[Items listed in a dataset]

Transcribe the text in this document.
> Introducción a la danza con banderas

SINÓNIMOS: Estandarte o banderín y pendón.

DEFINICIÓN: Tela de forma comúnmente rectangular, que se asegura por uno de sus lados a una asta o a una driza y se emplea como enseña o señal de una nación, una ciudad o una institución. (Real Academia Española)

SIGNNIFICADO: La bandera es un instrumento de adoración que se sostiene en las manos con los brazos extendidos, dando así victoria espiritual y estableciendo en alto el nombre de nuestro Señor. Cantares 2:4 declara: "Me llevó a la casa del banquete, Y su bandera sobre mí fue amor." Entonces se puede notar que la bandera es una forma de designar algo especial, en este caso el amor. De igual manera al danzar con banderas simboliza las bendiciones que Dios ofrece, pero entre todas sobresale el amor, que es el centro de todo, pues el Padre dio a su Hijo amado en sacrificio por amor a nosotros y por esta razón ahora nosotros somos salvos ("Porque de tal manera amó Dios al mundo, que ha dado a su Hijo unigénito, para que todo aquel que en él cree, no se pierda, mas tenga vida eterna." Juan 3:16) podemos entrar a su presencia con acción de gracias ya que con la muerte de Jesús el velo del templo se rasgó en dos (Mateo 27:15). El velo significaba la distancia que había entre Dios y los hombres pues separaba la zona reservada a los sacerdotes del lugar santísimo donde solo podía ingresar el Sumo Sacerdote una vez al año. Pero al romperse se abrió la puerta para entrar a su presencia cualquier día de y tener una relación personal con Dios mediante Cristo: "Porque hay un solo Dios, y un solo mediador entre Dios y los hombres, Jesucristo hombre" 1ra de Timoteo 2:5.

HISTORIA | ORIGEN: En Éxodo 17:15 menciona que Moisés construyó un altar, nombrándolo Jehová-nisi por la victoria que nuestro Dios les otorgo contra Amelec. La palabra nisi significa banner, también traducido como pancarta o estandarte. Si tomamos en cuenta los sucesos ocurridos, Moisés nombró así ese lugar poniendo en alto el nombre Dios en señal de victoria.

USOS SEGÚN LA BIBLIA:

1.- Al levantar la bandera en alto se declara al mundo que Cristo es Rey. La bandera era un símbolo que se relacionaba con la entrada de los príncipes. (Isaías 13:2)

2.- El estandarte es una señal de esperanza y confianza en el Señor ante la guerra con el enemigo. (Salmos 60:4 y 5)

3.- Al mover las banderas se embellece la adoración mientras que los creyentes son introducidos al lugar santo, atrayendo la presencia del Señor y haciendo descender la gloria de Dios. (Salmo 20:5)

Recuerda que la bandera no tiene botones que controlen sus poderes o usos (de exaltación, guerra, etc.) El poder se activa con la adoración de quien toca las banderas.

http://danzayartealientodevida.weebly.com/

Your task: All of the material must be reproduced exactly.

Response to the exercise:
Transcribe the text in this document.
> Introducción a la danza con banderas

SINÓNIMOS: Estandarte o banderín y pendón.

DEFINICIÓN: Tela de forma comúnmente rectangular, que se asegura por uno de sus lados a una asta o a una driza y se emplea como enseña o señal de una nación, una ciudad o una institución. (Real Academia Española)

SIGNNIFICADO: La bandera es un instrumento de adoración que se sostiene en las manos con los brazos extendidos, dando así victoria espiritual y estableciendo en alto el nombre de nuestro Señor. Cantares 2:4 declara: "Me llevó a la casa del banquete, Y su bandera sobre mí fue amor." Entonces se puede notar que la bandera es una forma de designar algo especial, en este caso el amor. De igual manera al danzar con banderas simboliza las bendiciones que Dios ofrece, pero entre todas sobresale el amor, que es el centro de todo, pues el Padre dio a su Hijo amado en sacrificio por amor a nosotros y por esta razón ahora nosotros somos salvos ("Porque de tal manera amó Dios al mundo, que ha dado a su Hijo unigénito, para que todo aquel que en él cree, no se pierda, mas tenga vida eterna." Juan 3:16) podemos entrar a su presencia con acción de gracias ya que con la muerte de Jesús el velo del templo se rasgó en dos (Mateo 27:15). El velo significaba la distancia que había entre Dios y los hombres pues separaba la zona reservada a los sacerdotes del lugar santísimo donde solo podía ingresar el Sumo Sacerdote una vez al año. Pero al romperse se abrió la puerta para entrar a su presencia cualquier día de y tener una relación personal con Dios mediante Cristo: "Porque hay un solo Dios, y un solo mediador entre Dios y los hombres, Jesucristo hombre" 1ra de Timoteo 2:5.

HISTORIA | ORIGEN: En Éxodo 17:15 menciona que Moisés construyó un altar, nombrándolo Jehová-nisi por la victoria que nuestro Dios les otorgo contra Amelec. La palabra nisi significa banner, también traducido como pancarta o estandarte. Si tomamos en cuenta los sucesos ocurridos, Moisés nombró así ese lugar poniendo en alto el nombre Dios en señal de victoria.

USOS SEGÚN LA BIBLIA:

1.- Al levantar la bandera en alto se declara al mundo que Cristo es Rey. La bandera era un símbolo que se relacionaba con la entrada de los príncipes. (Isaías 13:2)

2.- El estandarte es una señal de esperanza y confianza en el Señor ante la guerra con el enemigo. (Salmos 60:4 y 5)

3.- Al mover las banderas se embellece la adoración mientras que los creyentes son introducidos al lugar santo, atrayendo la presencia del Señor y haciendo descender la gloria de Dios. (Salmo 20:5)

Recuerda que la bandera no tiene botones que controlen sus poderes o usos (de exaltación, guerra, etc.) El poder se activa con la adoración de quien toca las banderas.

http://danzayartealientodevida.weebly.com/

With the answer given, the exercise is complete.